### MATERIAL TO PROCESS:

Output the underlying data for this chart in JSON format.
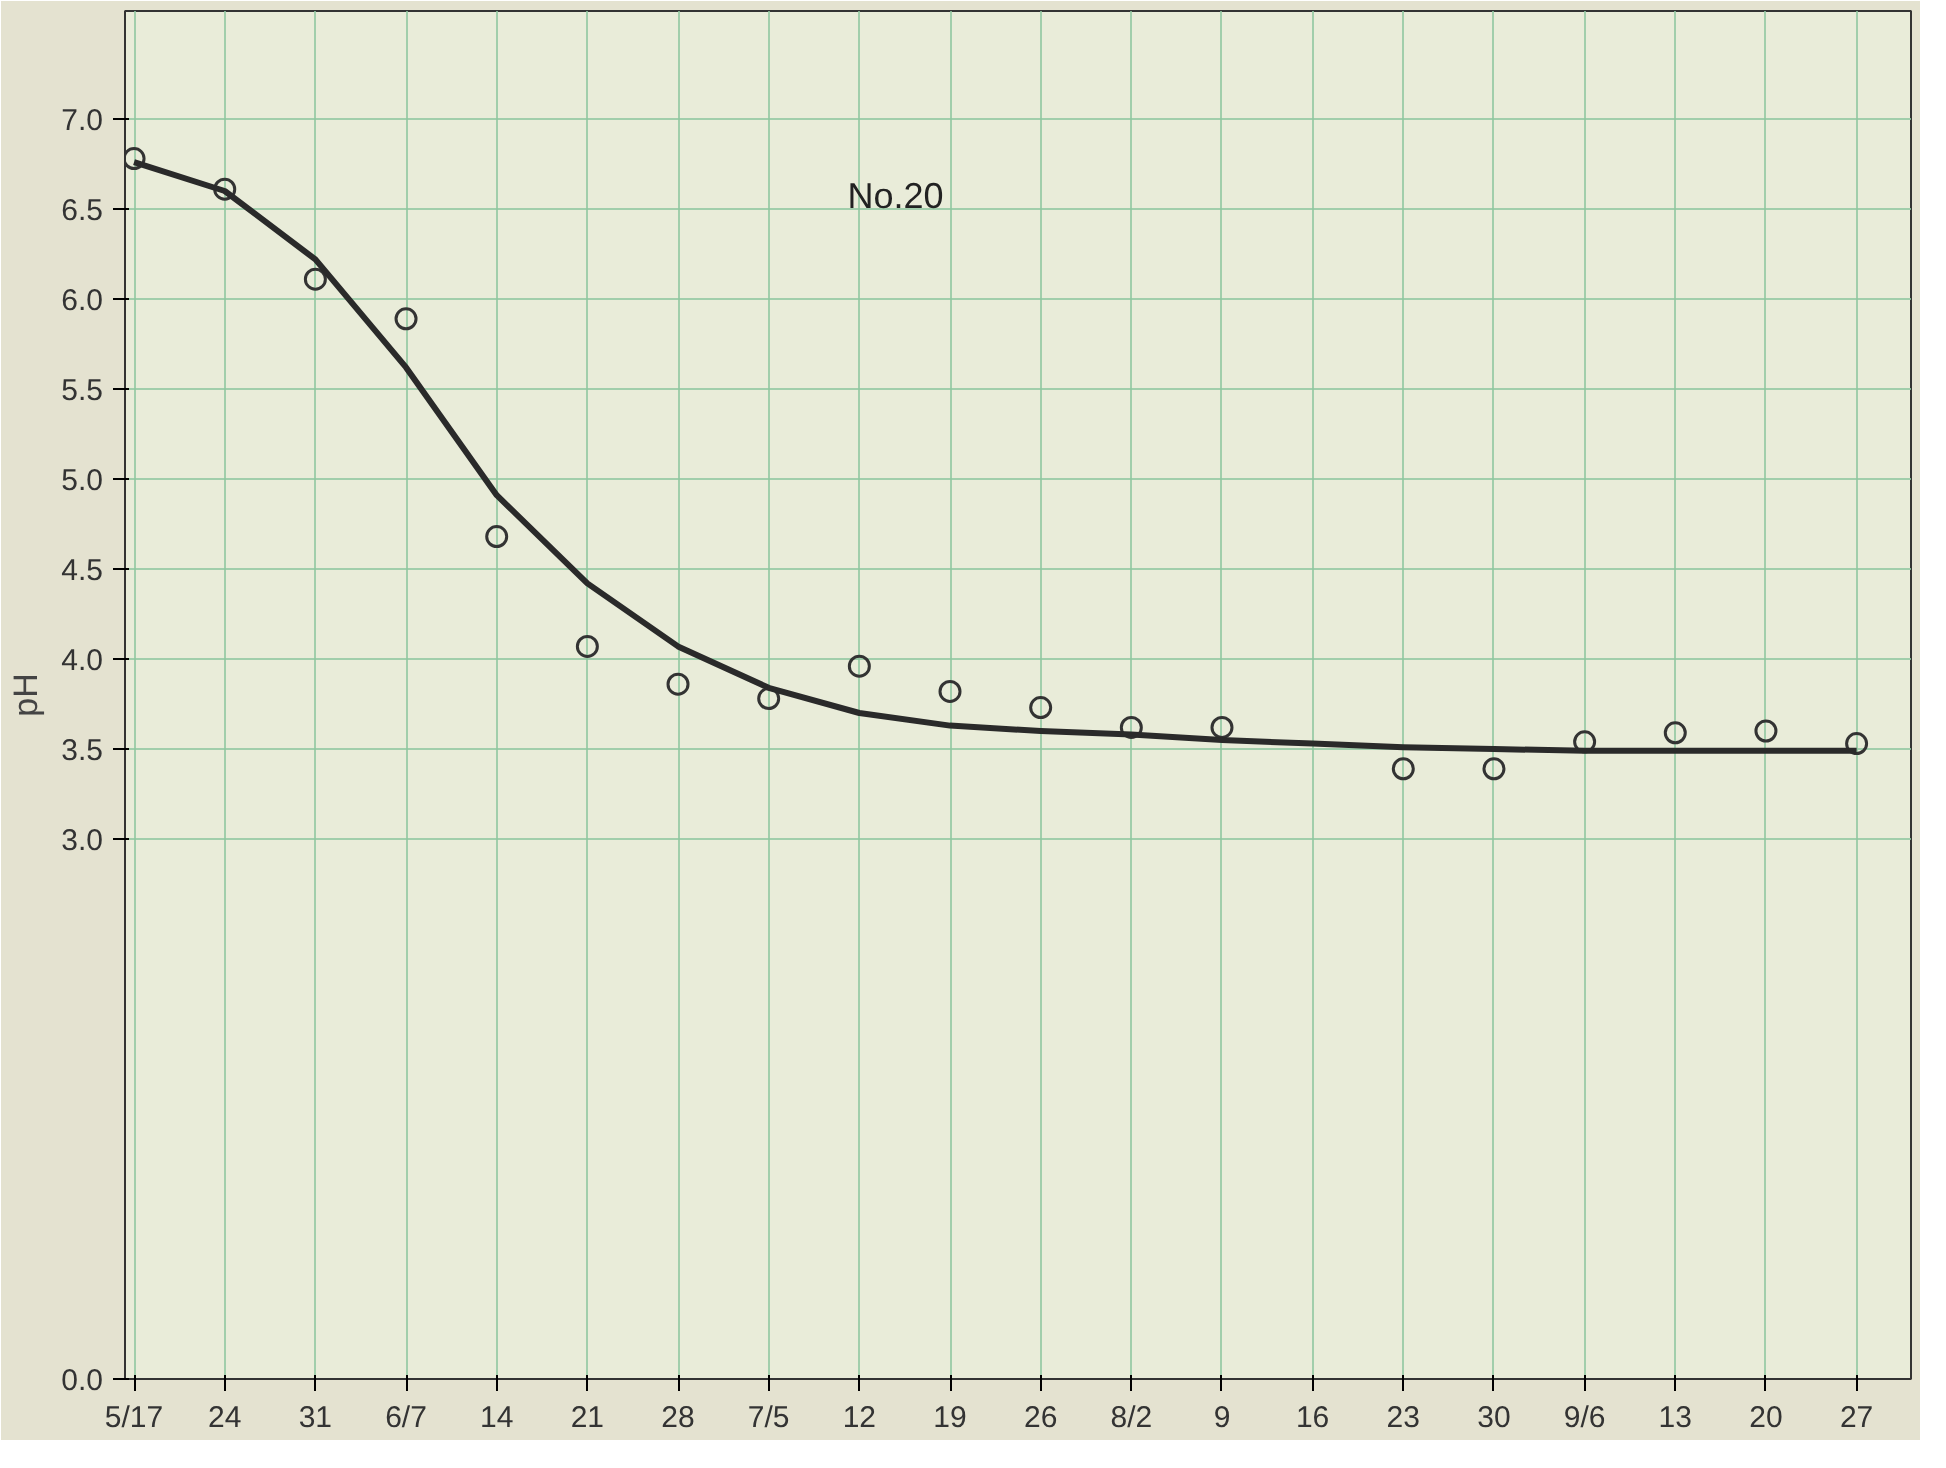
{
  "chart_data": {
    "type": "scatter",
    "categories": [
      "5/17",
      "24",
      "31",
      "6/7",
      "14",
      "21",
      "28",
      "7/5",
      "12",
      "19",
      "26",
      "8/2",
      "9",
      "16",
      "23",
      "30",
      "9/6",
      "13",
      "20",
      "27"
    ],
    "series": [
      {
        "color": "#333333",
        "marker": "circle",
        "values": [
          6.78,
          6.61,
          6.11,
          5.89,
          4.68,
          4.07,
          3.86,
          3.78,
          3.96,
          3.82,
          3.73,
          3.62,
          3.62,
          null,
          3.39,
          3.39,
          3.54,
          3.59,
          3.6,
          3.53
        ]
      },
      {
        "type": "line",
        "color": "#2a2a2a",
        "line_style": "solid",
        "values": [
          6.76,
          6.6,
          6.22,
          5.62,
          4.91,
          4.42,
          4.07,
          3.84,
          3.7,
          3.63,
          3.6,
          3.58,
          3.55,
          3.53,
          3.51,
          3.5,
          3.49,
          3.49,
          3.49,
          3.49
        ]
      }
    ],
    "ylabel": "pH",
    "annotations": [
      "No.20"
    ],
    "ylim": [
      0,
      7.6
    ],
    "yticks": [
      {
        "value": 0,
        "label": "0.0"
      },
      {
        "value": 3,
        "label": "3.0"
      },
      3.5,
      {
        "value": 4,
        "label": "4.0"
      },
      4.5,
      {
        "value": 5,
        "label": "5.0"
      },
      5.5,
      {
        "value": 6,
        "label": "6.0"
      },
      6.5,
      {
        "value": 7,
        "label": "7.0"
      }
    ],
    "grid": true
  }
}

### PROBLEM DESCRIPTION:
Omit the pictures, and quote the material above exactly as given.

### RESULT OF THE EXERCISE:
Output the underlying data for this chart in JSON format.
{
  "chart_data": {
    "type": "scatter",
    "categories": [
      "5/17",
      "24",
      "31",
      "6/7",
      "14",
      "21",
      "28",
      "7/5",
      "12",
      "19",
      "26",
      "8/2",
      "9",
      "16",
      "23",
      "30",
      "9/6",
      "13",
      "20",
      "27"
    ],
    "series": [
      {
        "color": "#333333",
        "marker": "circle",
        "values": [
          6.78,
          6.61,
          6.11,
          5.89,
          4.68,
          4.07,
          3.86,
          3.78,
          3.96,
          3.82,
          3.73,
          3.62,
          3.62,
          null,
          3.39,
          3.39,
          3.54,
          3.59,
          3.6,
          3.53
        ]
      },
      {
        "type": "line",
        "color": "#2a2a2a",
        "line_style": "solid",
        "values": [
          6.76,
          6.6,
          6.22,
          5.62,
          4.91,
          4.42,
          4.07,
          3.84,
          3.7,
          3.63,
          3.6,
          3.58,
          3.55,
          3.53,
          3.51,
          3.5,
          3.49,
          3.49,
          3.49,
          3.49
        ]
      }
    ],
    "ylabel": "pH",
    "annotations": [
      "No.20"
    ],
    "ylim": [
      0,
      7.6
    ],
    "yticks": [
      {
        "value": 0,
        "label": "0.0"
      },
      {
        "value": 3,
        "label": "3.0"
      },
      3.5,
      {
        "value": 4,
        "label": "4.0"
      },
      4.5,
      {
        "value": 5,
        "label": "5.0"
      },
      5.5,
      {
        "value": 6,
        "label": "6.0"
      },
      6.5,
      {
        "value": 7,
        "label": "7.0"
      }
    ],
    "grid": true
  }
}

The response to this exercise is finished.